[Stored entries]
* * * * * * *
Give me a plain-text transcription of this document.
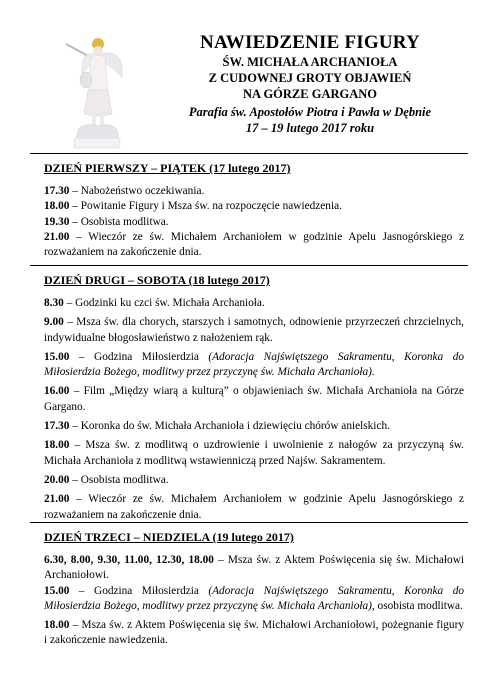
NAWIEDZENIE FIGURY
ŚW. MICHAŁA ARCHANIOŁA
Z CUDOWNEJ GROTY OBJAWIEŃ
NA GÓRZE GARGANO
Parafia św. Apostołów Piotra i Pawła w Dębnie
17 – 19 lutego 2017 roku

DZIEŃ PIERWSZY – PIĄTEK (17 lutego 2017)

17.30 – Nabożeństwo oczekiwania.

18.00 – Powitanie Figury i Msza św. na rozpoczęcie nawiedzenia.

19.30 – Osobista modlitwa.

21.00 – Wieczór ze św. Michałem Archaniołem w godzinie Apelu Jasnogórskiego z rozważaniem na zakończenie dnia.

DZIEŃ DRUGI – SOBOTA (18 lutego 2017)

8.30 – Godzinki ku czci św. Michała Archanioła.

9.00 – Msza św. dla chorych, starszych i samotnych, odnowienie przyrzeczeń chrzcielnych, indywidualne błogosławieństwo z nałożeniem rąk.

15.00 – Godzina Miłosierdzia (Adoracja Najświętszego Sakramentu, Koronka do Miłosierdzia Bożego, modlitwy przez przyczynę św. Michała Archanioła).

16.00 – Film „Między wiarą a kulturą” o objawieniach św. Michała Archanioła na Górze Gargano.

17.30 – Koronka do św. Michała Archanioła i dziewięciu chórów anielskich.

18.00 – Msza św. z modlitwą o uzdrowienie i uwolnienie z nałogów za przyczyną św. Michała Archanioła z modlitwą wstawienniczą przed Najśw. Sakramentem.

20.00 – Osobista modlitwa.

21.00 – Wieczór ze św. Michałem Archaniołem w godzinie Apelu Jasnogórskiego z rozważaniem na zakończenie dnia.

DZIEŃ TRZECI – NIEDZIELA (19 lutego 2017)

6.30, 8.00, 9.30, 11.00, 12.30, 18.00 – Msza św. z Aktem Poświęcenia się św. Michałowi Archaniołowi.

15.00 – Godzina Miłosierdzia (Adoracja Najświętszego Sakramentu, Koronka do Miłosierdzia Bożego, modlitwy przez przyczynę św. Michała Archanioła), osobista modlitwa.

18.00 – Msza św. z Aktem Poświęcenia się św. Michałowi Archaniołowi, pożegnanie figury i zakończenie nawiedzenia.
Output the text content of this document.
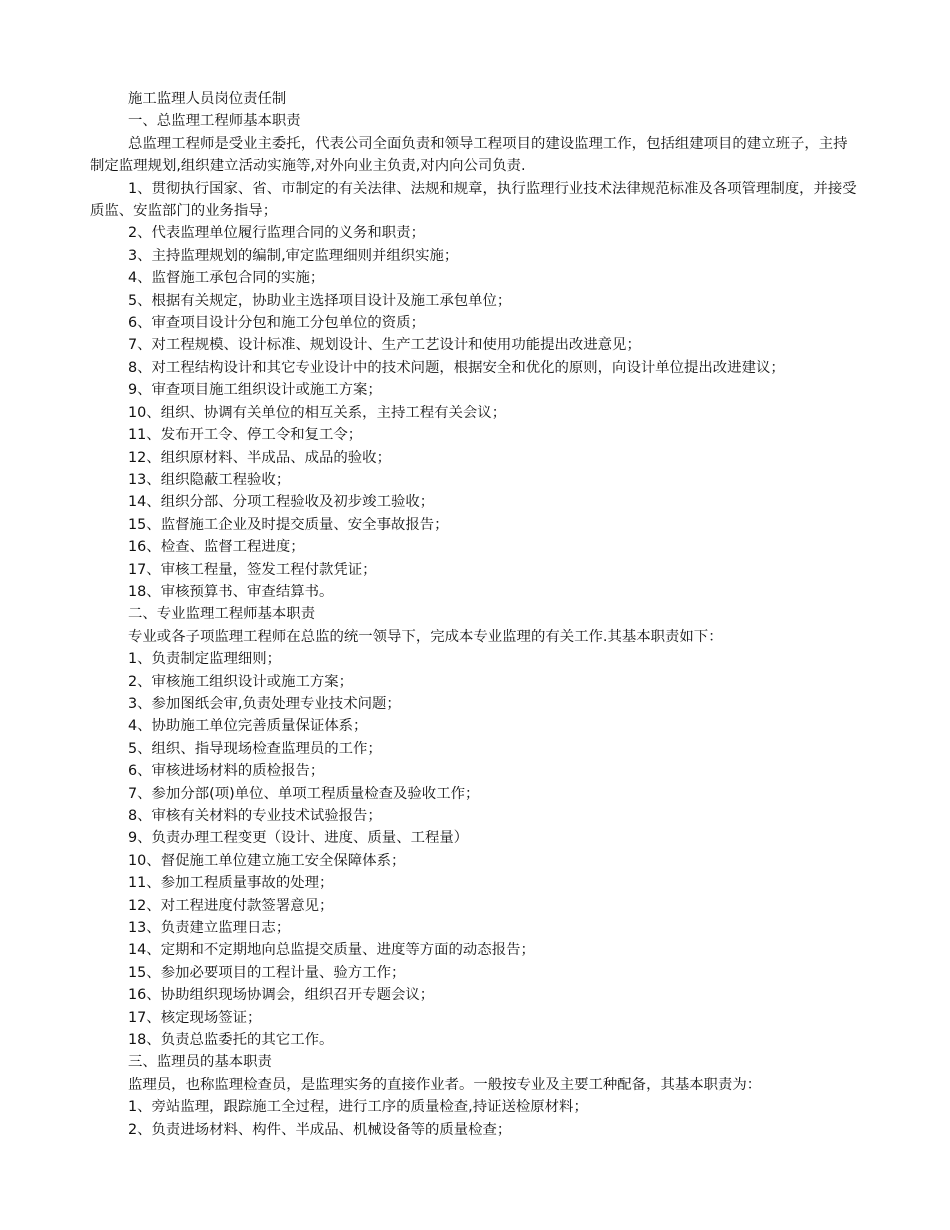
施工监理人员岗位责任制

一、总监理工程师基本职责

总监理工程师是受业主委托，代表公司全面负责和领导工程项目的建设监理工作，包括组建项目的建立班子，主持制定监理规划,组织建立活动实施等,对外向业主负责,对内向公司负责.

1、贯彻执行国家、省、市制定的有关法律、法规和规章，执行监理行业技术法律规范标准及各项管理制度，并接受质监、安监部门的业务指导；

2、代表监理单位履行监理合同的义务和职责；

3、主持监理规划的编制,审定监理细则并组织实施；

4、监督施工承包合同的实施；

5、根据有关规定，协助业主选择项目设计及施工承包单位；

6、审查项目设计分包和施工分包单位的资质；

7、对工程规模、设计标准、规划设计、生产工艺设计和使用功能提出改进意见；

8、对工程结构设计和其它专业设计中的技术问题，根据安全和优化的原则，向设计单位提出改进建议；

9、审查项目施工组织设计或施工方案；

10、组织、协调有关单位的相互关系，主持工程有关会议；

11、发布开工令、停工令和复工令；

12、组织原材料、半成品、成品的验收；

13、组织隐蔽工程验收；

14、组织分部、分项工程验收及初步竣工验收；

15、监督施工企业及时提交质量、安全事故报告；

16、检查、监督工程进度；

17、审核工程量，签发工程付款凭证；

18、审核预算书、审查结算书。

二、专业监理工程师基本职责

专业或各子项监理工程师在总监的统一领导下，完成本专业监理的有关工作.其基本职责如下：

1、负责制定监理细则；

2、审核施工组织设计或施工方案；

3、参加图纸会审,负责处理专业技术问题；

4、协助施工单位完善质量保证体系；

5、组织、指导现场检查监理员的工作；

6、审核进场材料的质检报告；

7、参加分部(项)单位、单项工程质量检查及验收工作；

8、审核有关材料的专业技术试验报告；

9、负责办理工程变更（设计、进度、质量、工程量）

10、督促施工单位建立施工安全保障体系；

11、参加工程质量事故的处理；

12、对工程进度付款签署意见；

13、负责建立监理日志；

14、定期和不定期地向总监提交质量、进度等方面的动态报告；

15、参加必要项目的工程计量、验方工作；

16、协助组织现场协调会，组织召开专题会议；

17、核定现场签证；

18、负责总监委托的其它工作。

三、监理员的基本职责

监理员，也称监理检查员，是监理实务的直接作业者。一般按专业及主要工种配备，其基本职责为：

1、旁站监理，跟踪施工全过程，进行工序的质量检查,持证送检原材料；

2、负责进场材料、构件、半成品、机械设备等的质量检查；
* * * * * * *
• _Work required_
In your copy of the listing above, reproduce each line exactly and omit all pictures.

• _Complete output_
Give me a plain-text transcription of this document.
NAWIEDZENIE FIGURY
ŚW. MICHAŁA ARCHANIOŁA
Z CUDOWNEJ GROTY OBJAWIEŃ
NA GÓRZE GARGANO
Parafia św. Apostołów Piotra i Pawła w Dębnie
17 – 19 lutego 2017 roku

DZIEŃ PIERWSZY – PIĄTEK (17 lutego 2017)

17.30 – Nabożeństwo oczekiwania.

18.00 – Powitanie Figury i Msza św. na rozpoczęcie nawiedzenia.

19.30 – Osobista modlitwa.

21.00 – Wieczór ze św. Michałem Archaniołem w godzinie Apelu Jasnogórskiego z rozważaniem na zakończenie dnia.

DZIEŃ DRUGI – SOBOTA (18 lutego 2017)

8.30 – Godzinki ku czci św. Michała Archanioła.

9.00 – Msza św. dla chorych, starszych i samotnych, odnowienie przyrzeczeń chrzcielnych, indywidualne błogosławieństwo z nałożeniem rąk.

15.00 – Godzina Miłosierdzia (Adoracja Najświętszego Sakramentu, Koronka do Miłosierdzia Bożego, modlitwy przez przyczynę św. Michała Archanioła).

16.00 – Film „Między wiarą a kulturą” o objawieniach św. Michała Archanioła na Górze Gargano.

17.30 – Koronka do św. Michała Archanioła i dziewięciu chórów anielskich.

18.00 – Msza św. z modlitwą o uzdrowienie i uwolnienie z nałogów za przyczyną św. Michała Archanioła z modlitwą wstawienniczą przed Najśw. Sakramentem.

20.00 – Osobista modlitwa.

21.00 – Wieczór ze św. Michałem Archaniołem w godzinie Apelu Jasnogórskiego z rozważaniem na zakończenie dnia.

DZIEŃ TRZECI – NIEDZIELA (19 lutego 2017)

6.30, 8.00, 9.30, 11.00, 12.30, 18.00 – Msza św. z Aktem Poświęcenia się św. Michałowi Archaniołowi.

15.00 – Godzina Miłosierdzia (Adoracja Najświętszego Sakramentu, Koronka do Miłosierdzia Bożego, modlitwy przez przyczynę św. Michała Archanioła), osobista modlitwa.

18.00 – Msza św. z Aktem Poświęcenia się św. Michałowi Archaniołowi, pożegnanie figury i zakończenie nawiedzenia.
Output the text content of this document.
施工监理人员岗位责任制

一、总监理工程师基本职责

总监理工程师是受业主委托，代表公司全面负责和领导工程项目的建设监理工作，包括组建项目的建立班子，主持制定监理规划,组织建立活动实施等,对外向业主负责,对内向公司负责.

1、贯彻执行国家、省、市制定的有关法律、法规和规章，执行监理行业技术法律规范标准及各项管理制度，并接受质监、安监部门的业务指导；

2、代表监理单位履行监理合同的义务和职责；

3、主持监理规划的编制,审定监理细则并组织实施；

4、监督施工承包合同的实施；

5、根据有关规定，协助业主选择项目设计及施工承包单位；

6、审查项目设计分包和施工分包单位的资质；

7、对工程规模、设计标准、规划设计、生产工艺设计和使用功能提出改进意见；

8、对工程结构设计和其它专业设计中的技术问题，根据安全和优化的原则，向设计单位提出改进建议；

9、审查项目施工组织设计或施工方案；

10、组织、协调有关单位的相互关系，主持工程有关会议；

11、发布开工令、停工令和复工令；

12、组织原材料、半成品、成品的验收；

13、组织隐蔽工程验收；

14、组织分部、分项工程验收及初步竣工验收；

15、监督施工企业及时提交质量、安全事故报告；

16、检查、监督工程进度；

17、审核工程量，签发工程付款凭证；

18、审核预算书、审查结算书。

二、专业监理工程师基本职责

专业或各子项监理工程师在总监的统一领导下，完成本专业监理的有关工作.其基本职责如下：

1、负责制定监理细则；

2、审核施工组织设计或施工方案；

3、参加图纸会审,负责处理专业技术问题；

4、协助施工单位完善质量保证体系；

5、组织、指导现场检查监理员的工作；

6、审核进场材料的质检报告；

7、参加分部(项)单位、单项工程质量检查及验收工作；

8、审核有关材料的专业技术试验报告；

9、负责办理工程变更（设计、进度、质量、工程量）

10、督促施工单位建立施工安全保障体系；

11、参加工程质量事故的处理；

12、对工程进度付款签署意见；

13、负责建立监理日志；

14、定期和不定期地向总监提交质量、进度等方面的动态报告；

15、参加必要项目的工程计量、验方工作；

16、协助组织现场协调会，组织召开专题会议；

17、核定现场签证；

18、负责总监委托的其它工作。

三、监理员的基本职责

监理员，也称监理检查员，是监理实务的直接作业者。一般按专业及主要工种配备，其基本职责为：

1、旁站监理，跟踪施工全过程，进行工序的质量检查,持证送检原材料；

2、负责进场材料、构件、半成品、机械设备等的质量检查；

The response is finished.